STATED PROBLEM
Every line of the data that contains the string "this" must be copied.

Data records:

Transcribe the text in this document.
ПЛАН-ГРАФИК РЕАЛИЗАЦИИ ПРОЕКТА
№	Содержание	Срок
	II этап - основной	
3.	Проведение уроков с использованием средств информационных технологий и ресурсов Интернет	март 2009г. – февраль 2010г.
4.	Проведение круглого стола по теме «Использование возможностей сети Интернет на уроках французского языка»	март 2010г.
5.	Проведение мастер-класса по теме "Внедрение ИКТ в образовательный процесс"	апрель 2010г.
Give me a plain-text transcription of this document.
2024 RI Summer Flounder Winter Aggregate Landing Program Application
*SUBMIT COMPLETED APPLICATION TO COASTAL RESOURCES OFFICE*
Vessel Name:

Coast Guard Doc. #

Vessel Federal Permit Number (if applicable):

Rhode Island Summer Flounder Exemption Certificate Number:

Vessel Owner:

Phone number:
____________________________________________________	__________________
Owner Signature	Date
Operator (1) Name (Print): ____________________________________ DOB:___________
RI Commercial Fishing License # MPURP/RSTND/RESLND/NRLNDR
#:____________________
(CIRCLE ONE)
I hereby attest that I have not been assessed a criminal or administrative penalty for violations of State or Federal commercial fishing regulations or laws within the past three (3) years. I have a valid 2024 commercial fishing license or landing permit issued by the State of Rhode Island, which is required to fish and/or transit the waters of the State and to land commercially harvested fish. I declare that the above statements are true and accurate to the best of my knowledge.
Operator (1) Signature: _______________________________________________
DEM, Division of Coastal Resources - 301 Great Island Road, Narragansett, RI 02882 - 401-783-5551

RESULT OF THE EXERCISE
Transcribe the text in this document.
Give me a plain-text transcription of this document.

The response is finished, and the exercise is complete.